The exercise -> Retype the records below exactly as they appear, but leave out any pictures.

........

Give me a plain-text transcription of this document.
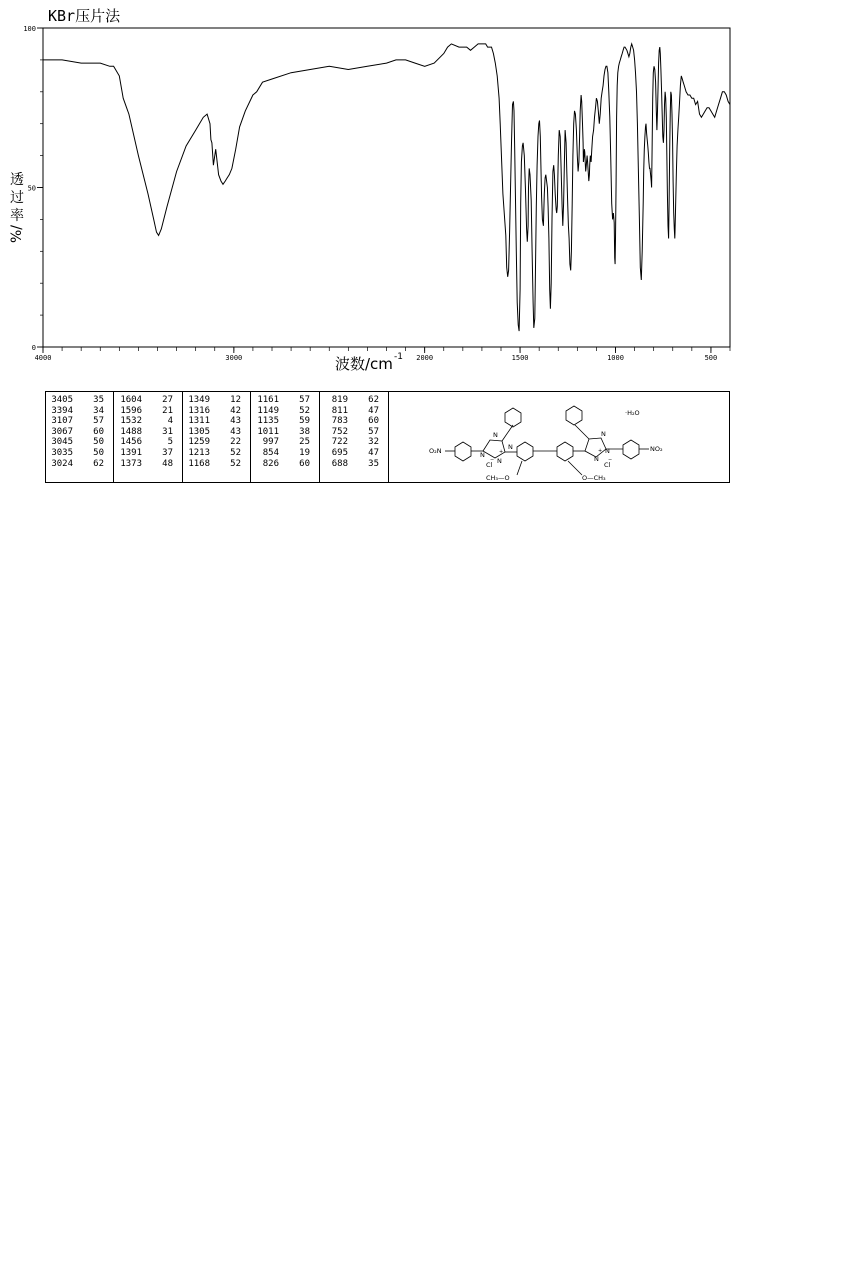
KBr压片法
4000	3000	2000	1500	1000	500
0
50
100
波数/cm -1
透
过
率
%/
3405 35
3394 34
3107 57
3067 60
3045 50
3035 50
3024 62
1604 27
1596 21
1532	4
1488 31
1456	5
1391 37
1373 48
1349 12
1316 42
1311 43
1305 43
1259 22
1213 52
1168 52
1161 57
1149 52
1135 59
1011 38
997 25
854 19
826 60
819 62
811 47
783 60
752 57
722 32
695 47
688 35
O₂N	NO₂
·H₂O
N
N
N
N
+
N
N
N
+
Cl
−
Cl
−
CH₃—O	O—CH₃
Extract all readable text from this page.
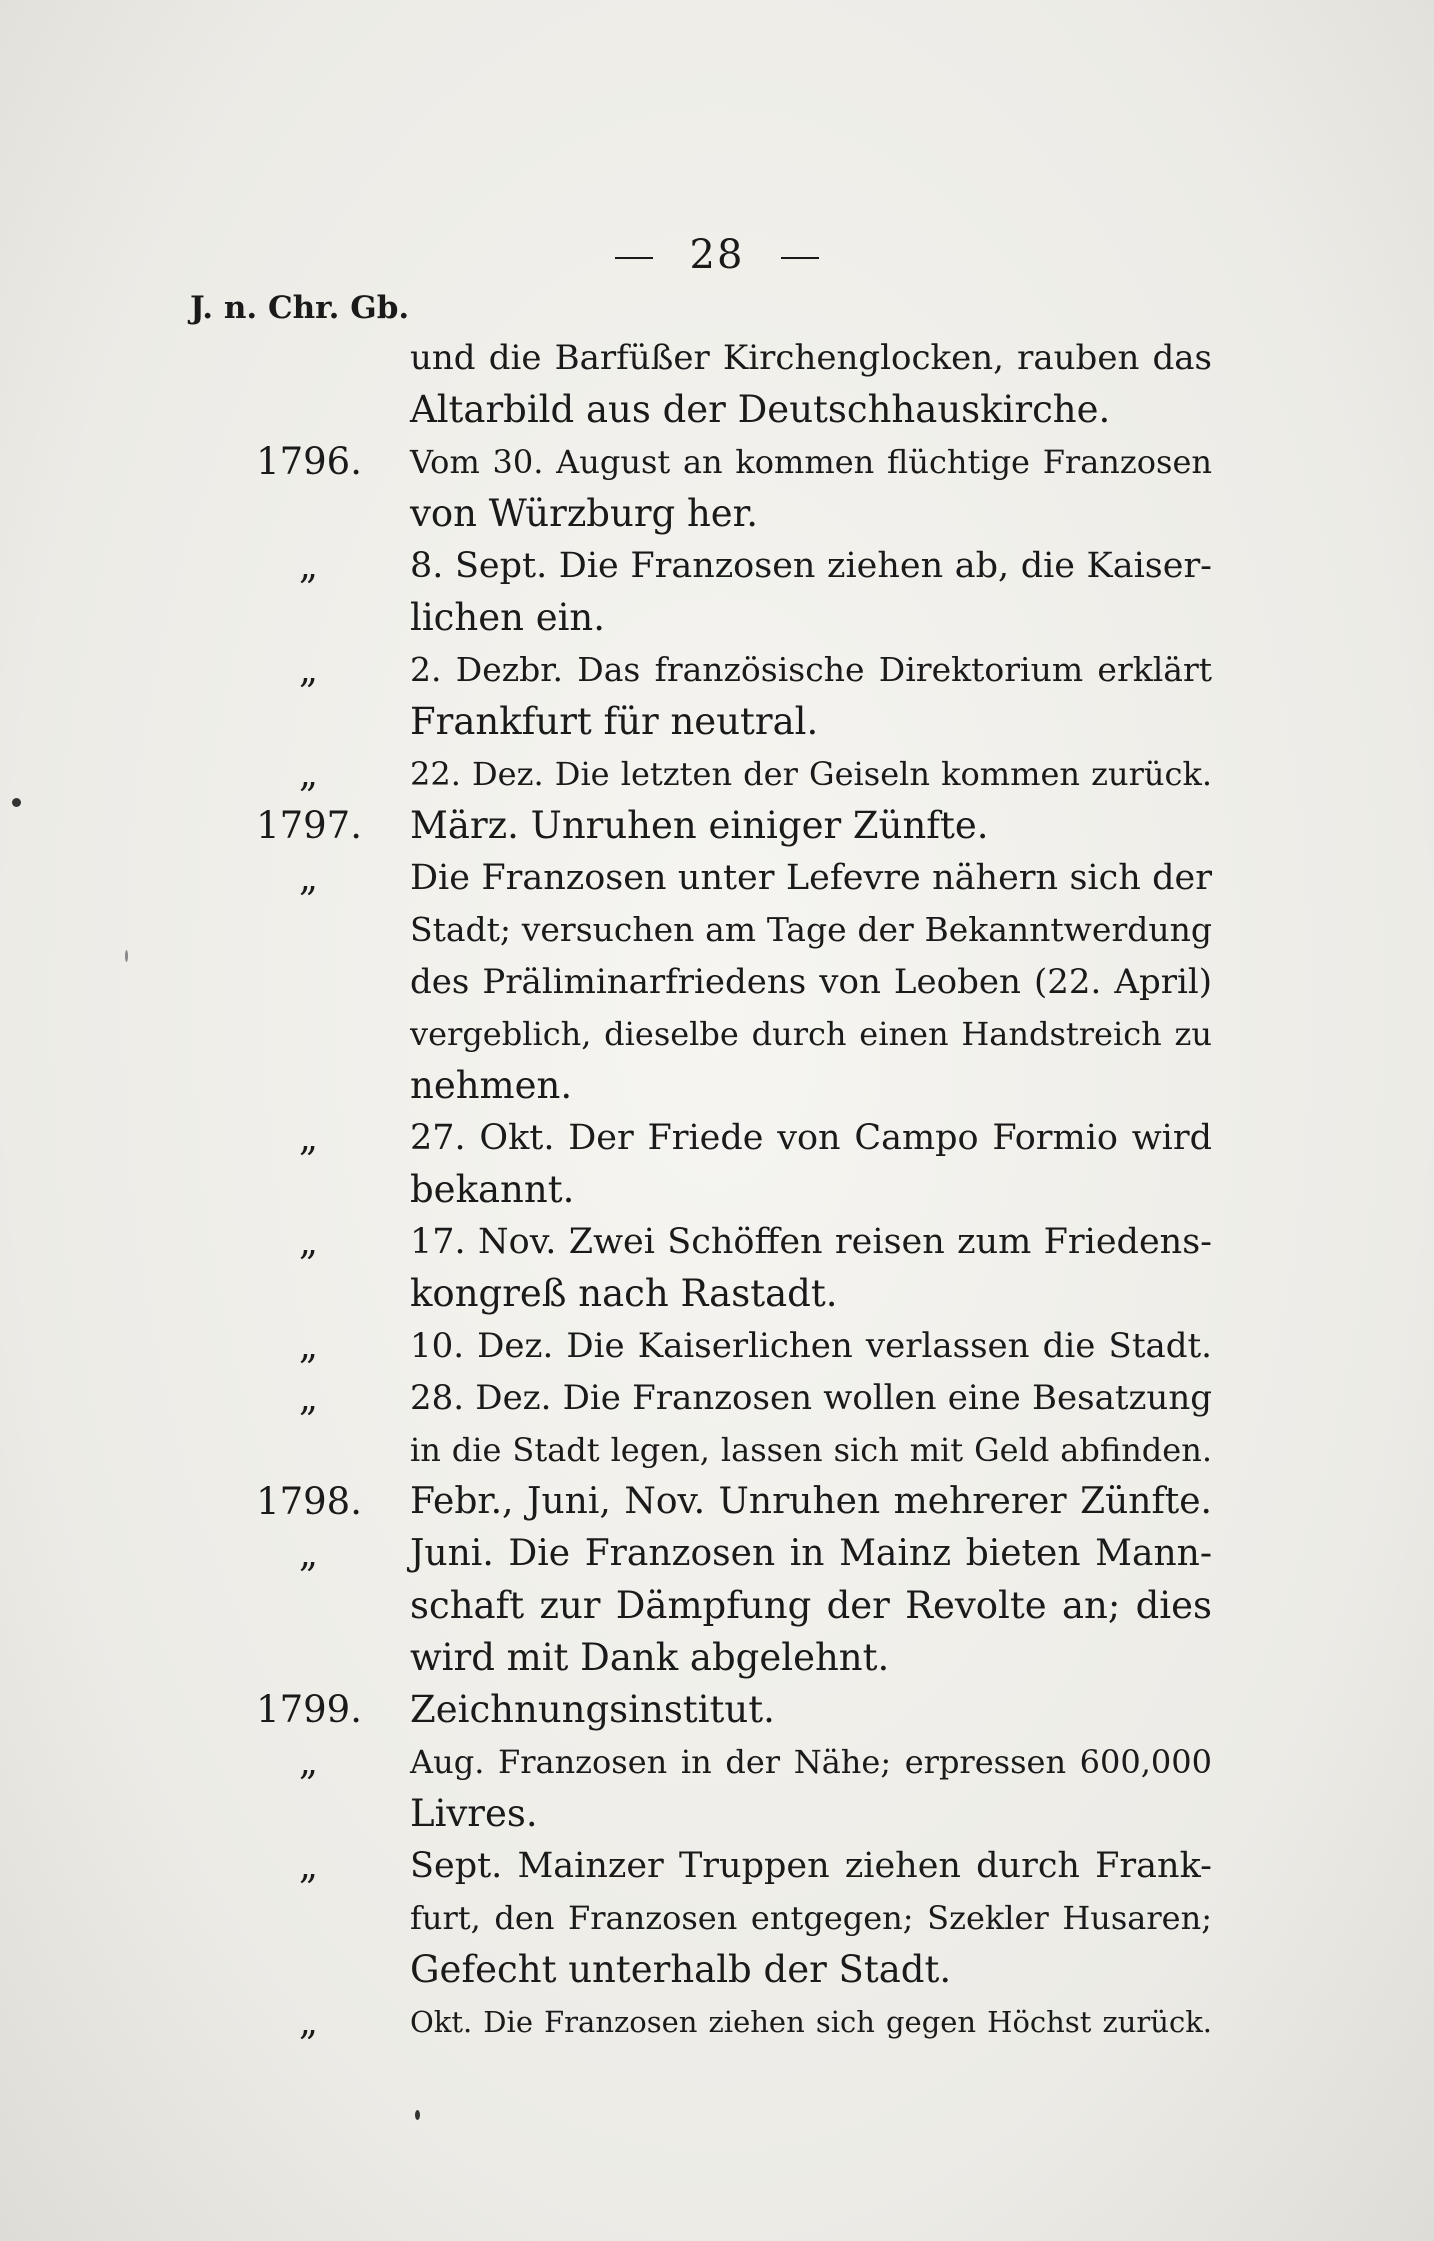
28
J. n. Chr. Gb.
und die Barfüßer Kirchenglocken, rauben das
Altarbild aus der Deutschhauskirche.
1796. Vom 30. August an kommen flüchtige Franzosen
von Würzburg her.
„	8. Sept. Die Franzosen ziehen ab, die Kaiser-
lichen ein.
„	2. Dezbr. Das französische Direktorium erklärt
Frankfurt für neutral.
„	22. Dez. Die letzten der Geiseln kommen zurück.
1797. März. Unruhen einiger Zünfte.
„	Die Franzosen unter Lefevre nähern sich der
Stadt; versuchen am Tage der Bekanntwerdung
des Präliminarfriedens von Leoben (22. April)
vergeblich, dieselbe durch einen Handstreich zu
nehmen.
„	27. Okt. Der Friede von Campo Formio wird
bekannt.
„	17. Nov. Zwei Schöffen reisen zum Friedens-
kongreß nach Rastadt.
„	10. Dez. Die Kaiserlichen verlassen die Stadt.
„	28. Dez. Die Franzosen wollen eine Besatzung
in die Stadt legen, lassen sich mit Geld abfinden.
1798. Febr., Juni, Nov. Unruhen mehrerer Zünfte.
„	Juni. Die Franzosen in Mainz bieten Mann-
schaft zur Dämpfung der Revolte an; dies
wird mit Dank abgelehnt.
1799. Zeichnungsinstitut.
„	Aug. Franzosen in der Nähe; erpressen 600,000
Livres.
„	Sept. Mainzer Truppen ziehen durch Frank-
furt, den Franzosen entgegen; Szekler Husaren;
Gefecht unterhalb der Stadt.
„	Okt. Die Franzosen ziehen sich gegen Höchst zurück.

........

Expected answer ->
Give me a plain-text transcription of this document.
KBr压片法
4000	3000	2000	1500	1000	500
0
50
100
波数/cm -1
透
过
率
%/
3405 35
3394 34
3107 57
3067 60
3045 50
3035 50
3024 62
1604 27
1596 21
1532	4
1488 31
1456	5
1391 37
1373 48
1349 12
1316 42
1311 43
1305 43
1259 22
1213 52
1168 52
1161 57
1149 52
1135 59
1011 38
997 25
854 19
826 60
819 62
811 47
783 60
752 57
722 32
695 47
688 35
O₂N	NO₂
·H₂O
N
N
N
N
+
N
N
N
+
Cl
−
Cl
−
CH₃—O	O—CH₃
Extract all readable text from this page.
28
J. n. Chr. Gb.
und die Barfüßer Kirchenglocken, rauben das
Altarbild aus der Deutschhauskirche.
1796. Vom 30. August an kommen flüchtige Franzosen
von Würzburg her.
„	8. Sept. Die Franzosen ziehen ab, die Kaiser-
lichen ein.
„	2. Dezbr. Das französische Direktorium erklärt
Frankfurt für neutral.
„	22. Dez. Die letzten der Geiseln kommen zurück.
1797. März. Unruhen einiger Zünfte.
„	Die Franzosen unter Lefevre nähern sich der
Stadt; versuchen am Tage der Bekanntwerdung
des Präliminarfriedens von Leoben (22. April)
vergeblich, dieselbe durch einen Handstreich zu
nehmen.
„	27. Okt. Der Friede von Campo Formio wird
bekannt.
„	17. Nov. Zwei Schöffen reisen zum Friedens-
kongreß nach Rastadt.
„	10. Dez. Die Kaiserlichen verlassen die Stadt.
„	28. Dez. Die Franzosen wollen eine Besatzung
in die Stadt legen, lassen sich mit Geld abfinden.
1798. Febr., Juni, Nov. Unruhen mehrerer Zünfte.
„	Juni. Die Franzosen in Mainz bieten Mann-
schaft zur Dämpfung der Revolte an; dies
wird mit Dank abgelehnt.
1799. Zeichnungsinstitut.
„	Aug. Franzosen in der Nähe; erpressen 600,000
Livres.
„	Sept. Mainzer Truppen ziehen durch Frank-
furt, den Franzosen entgegen; Szekler Husaren;
Gefecht unterhalb der Stadt.
„	Okt. Die Franzosen ziehen sich gegen Höchst zurück.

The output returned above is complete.